Exercise prompt: Please change "Description with numbered items" to "Numbered description" everywhere it occurs in the listing below, leaving every other part as it is.

(Stored items from a collection)
****************************************
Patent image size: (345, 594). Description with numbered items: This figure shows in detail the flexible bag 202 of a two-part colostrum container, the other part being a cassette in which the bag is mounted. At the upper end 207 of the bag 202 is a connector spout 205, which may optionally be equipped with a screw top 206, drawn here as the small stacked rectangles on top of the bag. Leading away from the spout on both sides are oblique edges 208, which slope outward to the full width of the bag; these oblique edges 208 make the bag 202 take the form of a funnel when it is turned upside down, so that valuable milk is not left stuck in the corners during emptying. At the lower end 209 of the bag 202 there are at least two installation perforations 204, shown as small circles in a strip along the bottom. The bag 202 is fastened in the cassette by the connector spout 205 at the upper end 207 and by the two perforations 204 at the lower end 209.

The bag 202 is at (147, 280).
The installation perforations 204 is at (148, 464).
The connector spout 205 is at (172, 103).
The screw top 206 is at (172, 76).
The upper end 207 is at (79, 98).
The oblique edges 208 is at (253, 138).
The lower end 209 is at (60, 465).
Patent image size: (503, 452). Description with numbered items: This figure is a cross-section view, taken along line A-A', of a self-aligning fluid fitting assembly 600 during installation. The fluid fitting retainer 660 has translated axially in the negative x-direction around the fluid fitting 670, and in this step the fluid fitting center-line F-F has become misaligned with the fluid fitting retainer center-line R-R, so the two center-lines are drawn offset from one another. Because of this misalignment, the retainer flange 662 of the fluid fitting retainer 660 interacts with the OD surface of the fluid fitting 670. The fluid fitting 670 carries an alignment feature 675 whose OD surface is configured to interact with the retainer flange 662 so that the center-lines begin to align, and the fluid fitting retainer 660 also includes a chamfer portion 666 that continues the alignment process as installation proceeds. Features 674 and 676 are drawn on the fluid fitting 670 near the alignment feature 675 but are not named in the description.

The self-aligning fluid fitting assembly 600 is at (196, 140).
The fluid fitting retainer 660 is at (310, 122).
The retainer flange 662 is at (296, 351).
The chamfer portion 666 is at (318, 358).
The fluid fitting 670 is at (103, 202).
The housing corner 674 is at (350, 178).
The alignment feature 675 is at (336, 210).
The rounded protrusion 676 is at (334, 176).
****************************************
Answer to the exercise:
Patent image size: (345, 594). Numbered description: This figure shows in detail the flexible bag 202 of a two-part colostrum container, the other part being a cassette in which the bag is mounted. At the upper end 207 of the bag 202 is a connector spout 205, which may optionally be equipped with a screw top 206, drawn here as the small stacked rectangles on top of the bag. Leading away from the spout on both sides are oblique edges 208, which slope outward to the full width of the bag; these oblique edges 208 make the bag 202 take the form of a funnel when it is turned upside down, so that valuable milk is not left stuck in the corners during emptying. At the lower end 209 of the bag 202 there are at least two installation perforations 204, shown as small circles in a strip along the bottom. The bag 202 is fastened in the cassette by the connector spout 205 at the upper end 207 and by the two perforations 204 at the lower end 209.

The bag 202 is at (147, 280).
The installation perforations 204 is at (148, 464).
The connector spout 205 is at (172, 103).
The screw top 206 is at (172, 76).
The upper end 207 is at (79, 98).
The oblique edges 208 is at (253, 138).
The lower end 209 is at (60, 465).
Patent image size: (503, 452). Numbered description: This figure is a cross-section view, taken along line A-A', of a self-aligning fluid fitting assembly 600 during installation. The fluid fitting retainer 660 has translated axially in the negative x-direction around the fluid fitting 670, and in this step the fluid fitting center-line F-F has become misaligned with the fluid fitting retainer center-line R-R, so the two center-lines are drawn offset from one another. Because of this misalignment, the retainer flange 662 of the fluid fitting retainer 660 interacts with the OD surface of the fluid fitting 670. The fluid fitting 670 carries an alignment feature 675 whose OD surface is configured to interact with the retainer flange 662 so that the center-lines begin to align, and the fluid fitting retainer 660 also includes a chamfer portion 666 that continues the alignment process as installation proceeds. Features 674 and 676 are drawn on the fluid fitting 670 near the alignment feature 675 but are not named in the description.

The self-aligning fluid fitting assembly 600 is at (196, 140).
The fluid fitting retainer 660 is at (310, 122).
The retainer flange 662 is at (296, 351).
The chamfer portion 666 is at (318, 358).
The fluid fitting 670 is at (103, 202).
The housing corner 674 is at (350, 178).
The alignment feature 675 is at (336, 210).
The rounded protrusion 676 is at (334, 176).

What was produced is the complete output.